---------- Supplied entries

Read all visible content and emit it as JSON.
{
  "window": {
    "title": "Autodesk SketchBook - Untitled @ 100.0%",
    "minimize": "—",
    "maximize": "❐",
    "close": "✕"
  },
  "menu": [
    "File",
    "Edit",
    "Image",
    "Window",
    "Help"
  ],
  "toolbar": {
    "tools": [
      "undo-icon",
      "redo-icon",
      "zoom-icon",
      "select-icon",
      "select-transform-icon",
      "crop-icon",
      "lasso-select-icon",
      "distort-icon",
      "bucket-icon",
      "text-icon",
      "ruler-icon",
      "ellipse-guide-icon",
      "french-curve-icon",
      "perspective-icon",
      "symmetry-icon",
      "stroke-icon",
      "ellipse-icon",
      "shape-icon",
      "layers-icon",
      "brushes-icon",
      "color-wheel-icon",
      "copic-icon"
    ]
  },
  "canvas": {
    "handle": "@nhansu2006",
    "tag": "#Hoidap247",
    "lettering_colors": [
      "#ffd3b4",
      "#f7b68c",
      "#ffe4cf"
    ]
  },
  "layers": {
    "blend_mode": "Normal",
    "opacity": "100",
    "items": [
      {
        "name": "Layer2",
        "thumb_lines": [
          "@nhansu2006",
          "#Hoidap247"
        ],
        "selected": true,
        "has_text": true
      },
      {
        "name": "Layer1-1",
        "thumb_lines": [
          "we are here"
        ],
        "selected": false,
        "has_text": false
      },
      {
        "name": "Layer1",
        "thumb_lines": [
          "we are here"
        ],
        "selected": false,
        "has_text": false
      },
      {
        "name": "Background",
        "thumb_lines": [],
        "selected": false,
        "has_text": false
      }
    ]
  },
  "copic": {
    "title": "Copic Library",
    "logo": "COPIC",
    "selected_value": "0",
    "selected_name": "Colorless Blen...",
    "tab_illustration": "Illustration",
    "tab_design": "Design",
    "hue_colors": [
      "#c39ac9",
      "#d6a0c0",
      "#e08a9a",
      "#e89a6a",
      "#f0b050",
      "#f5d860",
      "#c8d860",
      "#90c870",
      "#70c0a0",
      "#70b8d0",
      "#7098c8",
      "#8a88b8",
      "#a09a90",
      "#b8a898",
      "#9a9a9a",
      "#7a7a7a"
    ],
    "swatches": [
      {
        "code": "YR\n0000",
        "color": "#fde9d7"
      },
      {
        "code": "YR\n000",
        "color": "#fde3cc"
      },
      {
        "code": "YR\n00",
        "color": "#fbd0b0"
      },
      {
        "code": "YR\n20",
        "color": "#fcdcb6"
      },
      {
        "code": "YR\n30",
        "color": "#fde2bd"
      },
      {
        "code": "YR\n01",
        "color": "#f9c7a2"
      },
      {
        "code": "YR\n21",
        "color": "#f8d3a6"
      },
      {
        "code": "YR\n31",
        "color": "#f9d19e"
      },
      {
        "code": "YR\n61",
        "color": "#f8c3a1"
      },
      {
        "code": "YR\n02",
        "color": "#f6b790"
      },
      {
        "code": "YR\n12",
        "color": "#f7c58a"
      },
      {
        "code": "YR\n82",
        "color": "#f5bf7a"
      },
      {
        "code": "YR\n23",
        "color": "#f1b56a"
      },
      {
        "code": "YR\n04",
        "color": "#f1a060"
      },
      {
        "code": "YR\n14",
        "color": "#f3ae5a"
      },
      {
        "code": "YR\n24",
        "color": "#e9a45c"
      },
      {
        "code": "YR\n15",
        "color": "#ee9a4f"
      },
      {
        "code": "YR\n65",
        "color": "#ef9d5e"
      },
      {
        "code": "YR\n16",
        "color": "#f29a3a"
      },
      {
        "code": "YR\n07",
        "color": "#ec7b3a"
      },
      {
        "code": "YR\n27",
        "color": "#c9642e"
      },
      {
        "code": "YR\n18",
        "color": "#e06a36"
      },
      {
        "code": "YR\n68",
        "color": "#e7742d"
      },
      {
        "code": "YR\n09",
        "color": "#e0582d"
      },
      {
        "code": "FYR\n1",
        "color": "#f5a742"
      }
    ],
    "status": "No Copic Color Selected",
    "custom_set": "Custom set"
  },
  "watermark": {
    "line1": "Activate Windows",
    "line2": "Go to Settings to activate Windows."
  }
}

--------------------

Reproduce the entries above exactly.

Read all visible content and emit it as JSON.
{
  "window": {
    "title": "Autodesk SketchBook - Untitled @ 100.0%",
    "minimize": "—",
    "maximize": "❐",
    "close": "✕"
  },
  "menu": [
    "File",
    "Edit",
    "Image",
    "Window",
    "Help"
  ],
  "toolbar": {
    "tools": [
      "undo-icon",
      "redo-icon",
      "zoom-icon",
      "select-icon",
      "select-transform-icon",
      "crop-icon",
      "lasso-select-icon",
      "distort-icon",
      "bucket-icon",
      "text-icon",
      "ruler-icon",
      "ellipse-guide-icon",
      "french-curve-icon",
      "perspective-icon",
      "symmetry-icon",
      "stroke-icon",
      "ellipse-icon",
      "shape-icon",
      "layers-icon",
      "brushes-icon",
      "color-wheel-icon",
      "copic-icon"
    ]
  },
  "canvas": {
    "handle": "@nhansu2006",
    "tag": "#Hoidap247",
    "lettering_colors": [
      "#ffd3b4",
      "#f7b68c",
      "#ffe4cf"
    ]
  },
  "layers": {
    "blend_mode": "Normal",
    "opacity": "100",
    "items": [
      {
        "name": "Layer2",
        "thumb_lines": [
          "@nhansu2006",
          "#Hoidap247"
        ],
        "selected": true,
        "has_text": true
      },
      {
        "name": "Layer1-1",
        "thumb_lines": [
          "we are here"
        ],
        "selected": false,
        "has_text": false
      },
      {
        "name": "Layer1",
        "thumb_lines": [
          "we are here"
        ],
        "selected": false,
        "has_text": false
      },
      {
        "name": "Background",
        "thumb_lines": [],
        "selected": false,
        "has_text": false
      }
    ]
  },
  "copic": {
    "title": "Copic Library",
    "logo": "COPIC",
    "selected_value": "0",
    "selected_name": "Colorless Blen...",
    "tab_illustration": "Illustration",
    "tab_design": "Design",
    "hue_colors": [
      "#c39ac9",
      "#d6a0c0",
      "#e08a9a",
      "#e89a6a",
      "#f0b050",
      "#f5d860",
      "#c8d860",
      "#90c870",
      "#70c0a0",
      "#70b8d0",
      "#7098c8",
      "#8a88b8",
      "#a09a90",
      "#b8a898",
      "#9a9a9a",
      "#7a7a7a"
    ],
    "swatches": [
      {
        "code": "YR\n0000",
        "color": "#fde9d7"
      },
      {
        "code": "YR\n000",
        "color": "#fde3cc"
      },
      {
        "code": "YR\n00",
        "color": "#fbd0b0"
      },
      {
        "code": "YR\n20",
        "color": "#fcdcb6"
      },
      {
        "code": "YR\n30",
        "color": "#fde2bd"
      },
      {
        "code": "YR\n01",
        "color": "#f9c7a2"
      },
      {
        "code": "YR\n21",
        "color": "#f8d3a6"
      },
      {
        "code": "YR\n31",
        "color": "#f9d19e"
      },
      {
        "code": "YR\n61",
        "color": "#f8c3a1"
      },
      {
        "code": "YR\n02",
        "color": "#f6b790"
      },
      {
        "code": "YR\n12",
        "color": "#f7c58a"
      },
      {
        "code": "YR\n82",
        "color": "#f5bf7a"
      },
      {
        "code": "YR\n23",
        "color": "#f1b56a"
      },
      {
        "code": "YR\n04",
        "color": "#f1a060"
      },
      {
        "code": "YR\n14",
        "color": "#f3ae5a"
      },
      {
        "code": "YR\n24",
        "color": "#e9a45c"
      },
      {
        "code": "YR\n15",
        "color": "#ee9a4f"
      },
      {
        "code": "YR\n65",
        "color": "#ef9d5e"
      },
      {
        "code": "YR\n16",
        "color": "#f29a3a"
      },
      {
        "code": "YR\n07",
        "color": "#ec7b3a"
      },
      {
        "code": "YR\n27",
        "color": "#c9642e"
      },
      {
        "code": "YR\n18",
        "color": "#e06a36"
      },
      {
        "code": "YR\n68",
        "color": "#e7742d"
      },
      {
        "code": "YR\n09",
        "color": "#e0582d"
      },
      {
        "code": "FYR\n1",
        "color": "#f5a742"
      }
    ],
    "status": "No Copic Color Selected",
    "custom_set": "Custom set"
  },
  "watermark": {
    "line1": "Activate Windows",
    "line2": "Go to Settings to activate Windows."
  }
}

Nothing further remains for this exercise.